## Begin Materials provided

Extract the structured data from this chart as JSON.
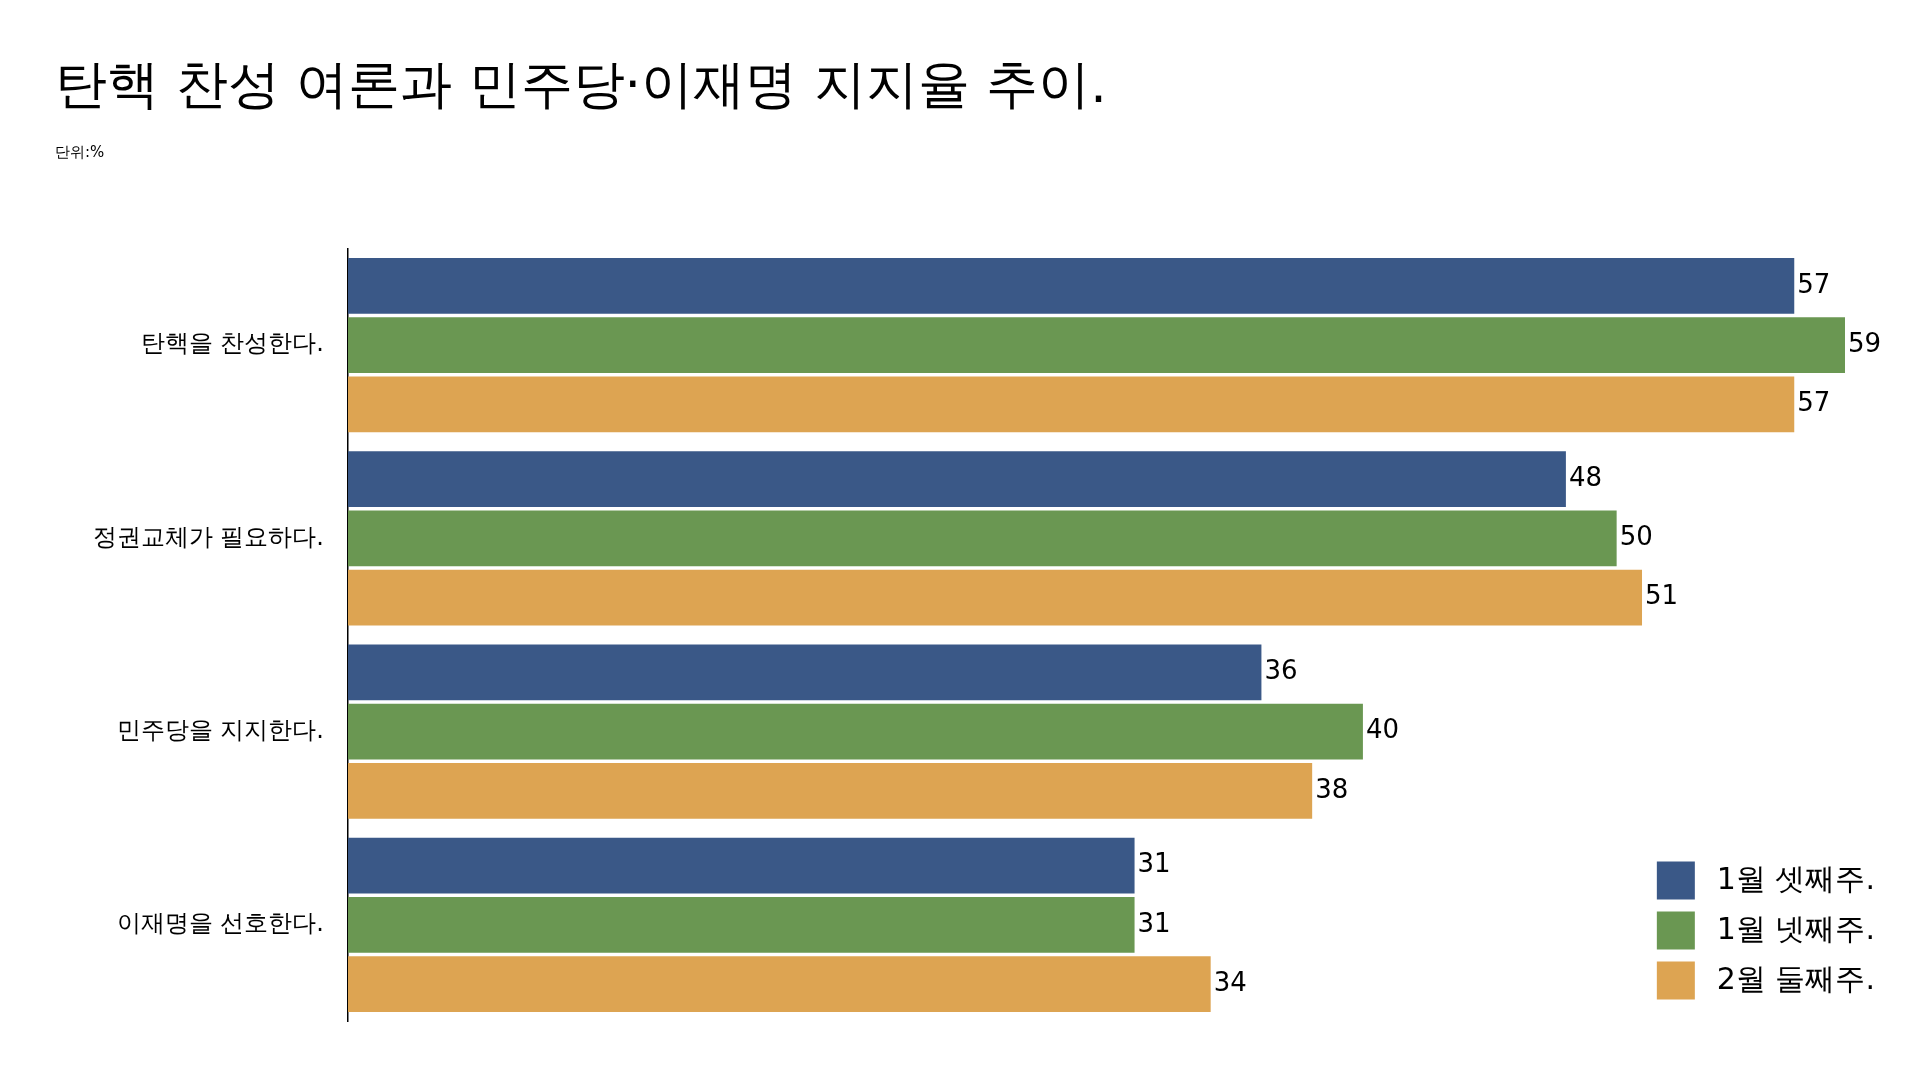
{
  "chart_data": {
    "type": "bar",
    "orientation": "horizontal",
    "title": "탄핵 찬성 여론과 민주당·이재명 지지율 추이.",
    "subtitle": "단위:%",
    "categories": [
      "탄핵을 찬성한다.",
      "정권교체가 필요하다.",
      "민주당을 지지한다.",
      "이재명을 선호한다."
    ],
    "series": [
      {
        "name": "1월 셋째주.",
        "color": "#3a5887",
        "values": [
          57,
          48,
          36,
          31
        ]
      },
      {
        "name": "1월 넷째주.",
        "color": "#6a9752",
        "values": [
          59,
          50,
          40,
          31
        ]
      },
      {
        "name": "2월 둘째주.",
        "color": "#dda452",
        "values": [
          57,
          51,
          38,
          34
        ]
      }
    ],
    "data_labels": true,
    "legend": "bottom right",
    "grid": false
  }
}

## End Materials provided

- Written instruction
List every line in the records above that contains the word "color".

- Final result
        "color": "#3a5887",
        "color": "#6a9752",
        "color": "#dda452",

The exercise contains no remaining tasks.